# Data

>> Begin

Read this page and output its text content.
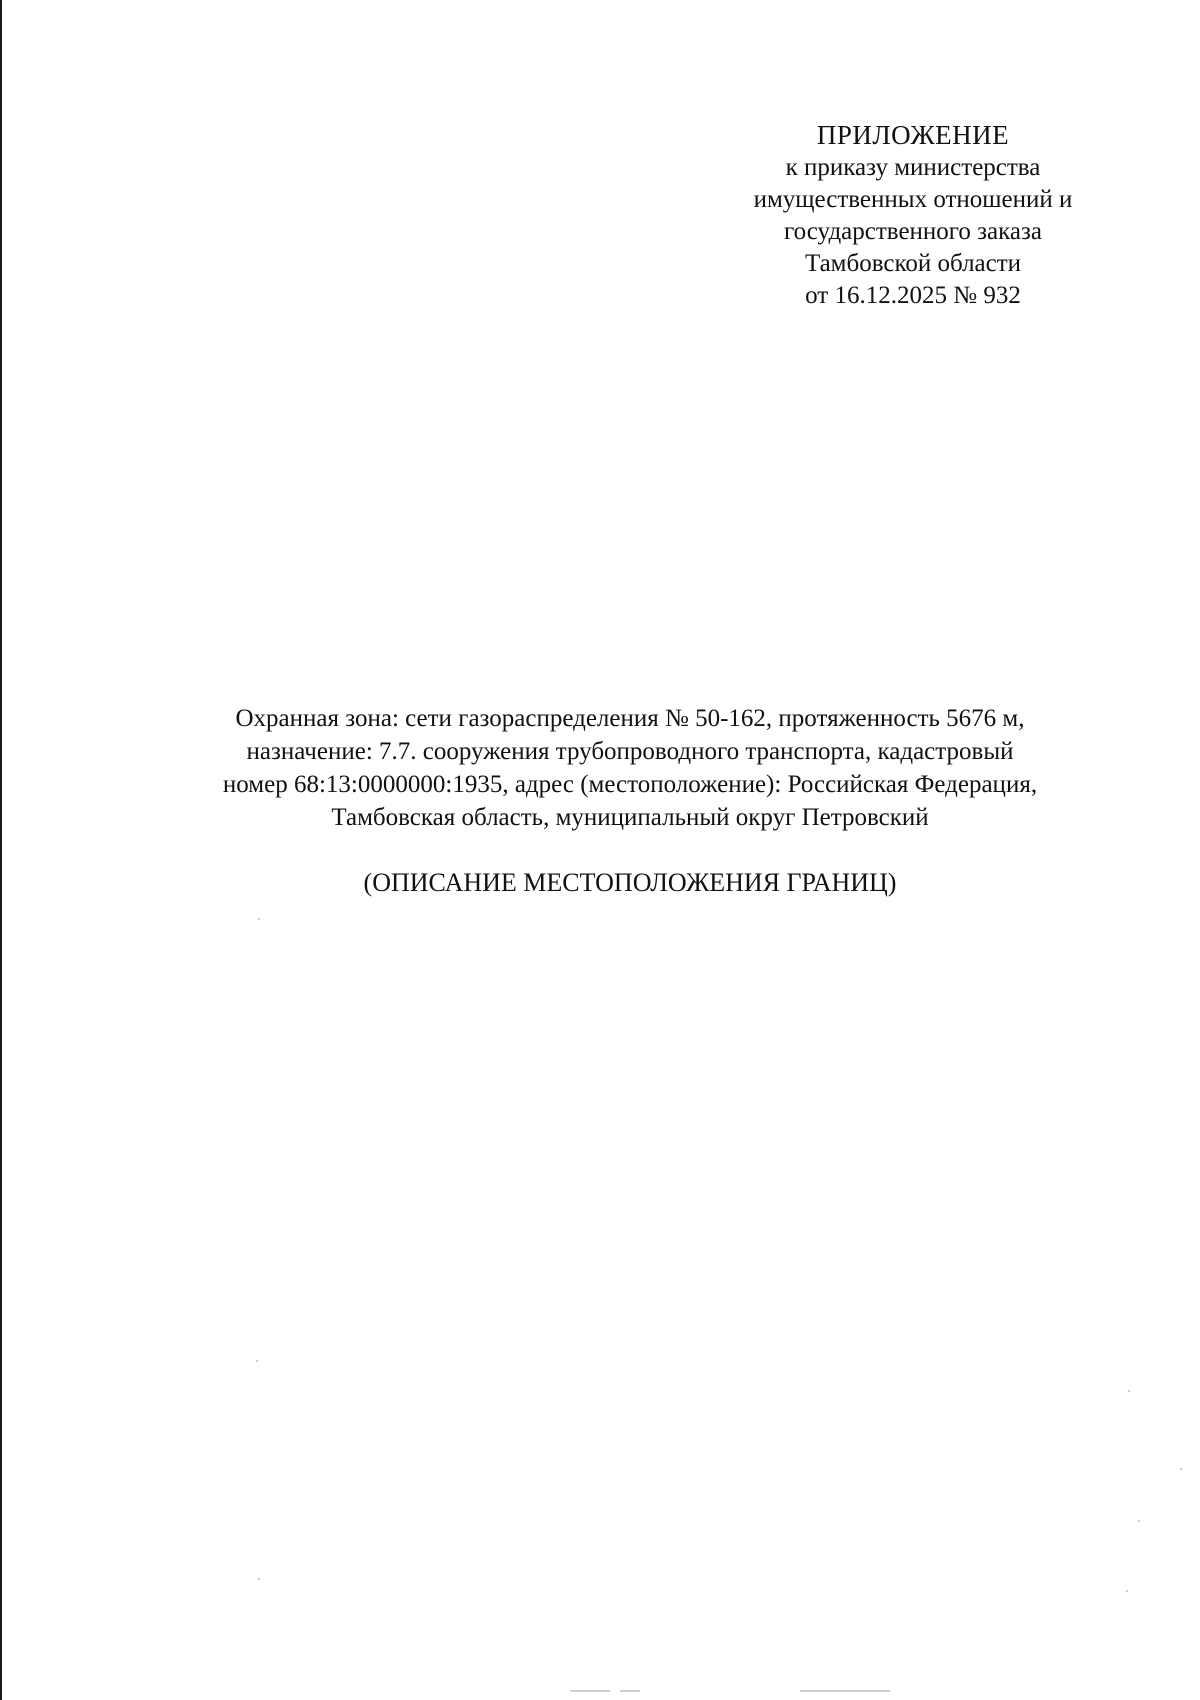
ПРИЛОЖЕНИЕ
к приказу министерства
имущественных отношений и
государственного заказа
Тамбовской области
от 16.12.2025 № 932
Охранная зона: сети газораспределения № 50-162, протяженность 5676 м,
назначение: 7.7. сооружения трубопроводного транспорта, кадастровый
номер 68:13:0000000:1935, адрес (местоположение): Российская Федерация,
Тамбовская область, муниципальный округ Петровский
(ОПИСАНИЕ МЕСТОПОЛОЖЕНИЯ ГРАНИЦ)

>> End

Give back all entries exactly. No pictures belong in the copy.

Read this page and output its text content.
ПРИЛОЖЕНИЕ
к приказу министерства
имущественных отношений и
государственного заказа
Тамбовской области
от 16.12.2025 № 932
Охранная зона: сети газораспределения № 50-162, протяженность 5676 м,
назначение: 7.7. сооружения трубопроводного транспорта, кадастровый
номер 68:13:0000000:1935, адрес (местоположение): Российская Федерация,
Тамбовская область, муниципальный округ Петровский
(ОПИСАНИЕ МЕСТОПОЛОЖЕНИЯ ГРАНИЦ)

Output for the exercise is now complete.